<<<<

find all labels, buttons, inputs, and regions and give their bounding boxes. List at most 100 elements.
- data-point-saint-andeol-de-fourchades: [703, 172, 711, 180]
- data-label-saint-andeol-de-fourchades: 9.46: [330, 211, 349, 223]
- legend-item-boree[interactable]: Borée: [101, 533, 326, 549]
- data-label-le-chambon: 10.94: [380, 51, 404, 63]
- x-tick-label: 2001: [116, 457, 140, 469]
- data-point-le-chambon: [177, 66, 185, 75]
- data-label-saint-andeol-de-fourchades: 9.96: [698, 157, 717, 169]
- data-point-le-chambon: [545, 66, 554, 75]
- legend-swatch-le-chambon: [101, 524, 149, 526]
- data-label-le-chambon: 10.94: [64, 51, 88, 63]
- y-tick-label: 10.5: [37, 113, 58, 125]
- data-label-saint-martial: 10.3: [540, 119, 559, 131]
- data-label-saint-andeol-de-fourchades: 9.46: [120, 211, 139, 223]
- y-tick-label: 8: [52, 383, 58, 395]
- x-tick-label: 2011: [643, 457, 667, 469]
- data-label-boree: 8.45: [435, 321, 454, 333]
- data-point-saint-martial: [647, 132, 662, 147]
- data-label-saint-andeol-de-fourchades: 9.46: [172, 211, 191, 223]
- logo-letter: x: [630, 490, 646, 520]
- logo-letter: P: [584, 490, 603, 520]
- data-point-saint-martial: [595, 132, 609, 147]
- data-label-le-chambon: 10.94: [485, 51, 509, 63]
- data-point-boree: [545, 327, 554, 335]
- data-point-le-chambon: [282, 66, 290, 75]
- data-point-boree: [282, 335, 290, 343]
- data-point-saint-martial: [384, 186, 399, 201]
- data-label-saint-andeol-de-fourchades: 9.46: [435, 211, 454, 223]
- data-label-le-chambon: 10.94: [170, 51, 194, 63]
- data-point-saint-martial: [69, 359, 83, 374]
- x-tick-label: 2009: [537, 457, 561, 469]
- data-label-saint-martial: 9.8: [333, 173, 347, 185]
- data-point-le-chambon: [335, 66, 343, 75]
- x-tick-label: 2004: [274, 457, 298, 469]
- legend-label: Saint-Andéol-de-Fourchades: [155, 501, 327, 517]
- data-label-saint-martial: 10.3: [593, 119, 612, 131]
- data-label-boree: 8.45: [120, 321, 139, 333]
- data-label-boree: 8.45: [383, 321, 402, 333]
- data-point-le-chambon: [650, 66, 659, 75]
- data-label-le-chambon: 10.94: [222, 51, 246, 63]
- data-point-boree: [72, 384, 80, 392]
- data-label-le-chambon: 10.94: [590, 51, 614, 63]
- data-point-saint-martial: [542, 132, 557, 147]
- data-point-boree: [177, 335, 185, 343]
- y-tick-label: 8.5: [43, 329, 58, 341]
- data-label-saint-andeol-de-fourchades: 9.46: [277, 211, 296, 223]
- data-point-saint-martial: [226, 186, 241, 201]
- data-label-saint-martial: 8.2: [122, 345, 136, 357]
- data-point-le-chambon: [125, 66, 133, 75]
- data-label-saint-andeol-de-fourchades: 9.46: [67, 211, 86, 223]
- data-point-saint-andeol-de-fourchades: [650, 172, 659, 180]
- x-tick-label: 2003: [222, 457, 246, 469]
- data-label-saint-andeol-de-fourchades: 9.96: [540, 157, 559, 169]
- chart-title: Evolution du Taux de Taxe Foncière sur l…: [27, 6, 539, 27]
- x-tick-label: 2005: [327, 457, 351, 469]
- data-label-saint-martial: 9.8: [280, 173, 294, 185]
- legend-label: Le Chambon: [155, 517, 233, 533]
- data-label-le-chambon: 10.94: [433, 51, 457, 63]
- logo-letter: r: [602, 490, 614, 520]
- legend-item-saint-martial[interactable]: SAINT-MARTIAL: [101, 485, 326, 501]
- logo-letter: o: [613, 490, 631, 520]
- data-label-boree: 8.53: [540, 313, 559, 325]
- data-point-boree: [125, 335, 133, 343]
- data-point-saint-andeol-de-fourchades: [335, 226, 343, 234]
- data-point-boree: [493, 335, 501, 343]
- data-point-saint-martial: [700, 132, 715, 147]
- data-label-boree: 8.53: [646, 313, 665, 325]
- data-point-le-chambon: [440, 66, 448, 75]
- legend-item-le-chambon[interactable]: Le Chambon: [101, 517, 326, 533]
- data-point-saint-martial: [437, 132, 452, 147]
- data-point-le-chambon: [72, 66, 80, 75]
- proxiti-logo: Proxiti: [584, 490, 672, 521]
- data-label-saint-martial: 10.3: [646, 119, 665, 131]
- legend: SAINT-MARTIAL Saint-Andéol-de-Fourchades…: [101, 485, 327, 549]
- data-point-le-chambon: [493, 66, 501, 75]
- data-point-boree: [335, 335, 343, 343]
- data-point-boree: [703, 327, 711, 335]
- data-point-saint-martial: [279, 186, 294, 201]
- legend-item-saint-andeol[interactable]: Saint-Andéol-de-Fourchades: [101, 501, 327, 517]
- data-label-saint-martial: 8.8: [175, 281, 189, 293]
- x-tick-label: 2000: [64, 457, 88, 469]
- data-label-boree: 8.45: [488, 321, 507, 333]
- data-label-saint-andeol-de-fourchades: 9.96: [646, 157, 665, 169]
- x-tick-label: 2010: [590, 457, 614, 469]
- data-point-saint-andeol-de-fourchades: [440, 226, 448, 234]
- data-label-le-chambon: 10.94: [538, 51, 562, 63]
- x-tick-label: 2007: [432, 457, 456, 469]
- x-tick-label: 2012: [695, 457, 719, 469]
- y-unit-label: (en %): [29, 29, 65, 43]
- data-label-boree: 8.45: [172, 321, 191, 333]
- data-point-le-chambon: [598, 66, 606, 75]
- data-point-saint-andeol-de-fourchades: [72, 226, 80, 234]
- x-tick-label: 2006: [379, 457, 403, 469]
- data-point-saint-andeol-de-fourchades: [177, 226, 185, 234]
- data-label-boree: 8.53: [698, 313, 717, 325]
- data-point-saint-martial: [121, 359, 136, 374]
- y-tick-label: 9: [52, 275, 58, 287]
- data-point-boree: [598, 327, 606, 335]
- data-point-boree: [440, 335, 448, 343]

>>>>

Locate every line in the data above that contains the string "legend", and copy each one out.

- legend-item-boree[interactable]: Borée: [101, 533, 326, 549]
- legend-swatch-le-chambon: [101, 524, 149, 526]
- legend-label: Saint-Andéol-de-Fourchades: [155, 501, 327, 517]
- legend-label: Le Chambon: [155, 517, 233, 533]
- legend-item-saint-martial[interactable]: SAINT-MARTIAL: [101, 485, 326, 501]
- legend-item-le-chambon[interactable]: Le Chambon: [101, 517, 326, 533]
- legend: SAINT-MARTIAL Saint-Andéol-de-Fourchades…: [101, 485, 327, 549]
- legend-item-saint-andeol[interactable]: Saint-Andéol-de-Fourchades: [101, 501, 327, 517]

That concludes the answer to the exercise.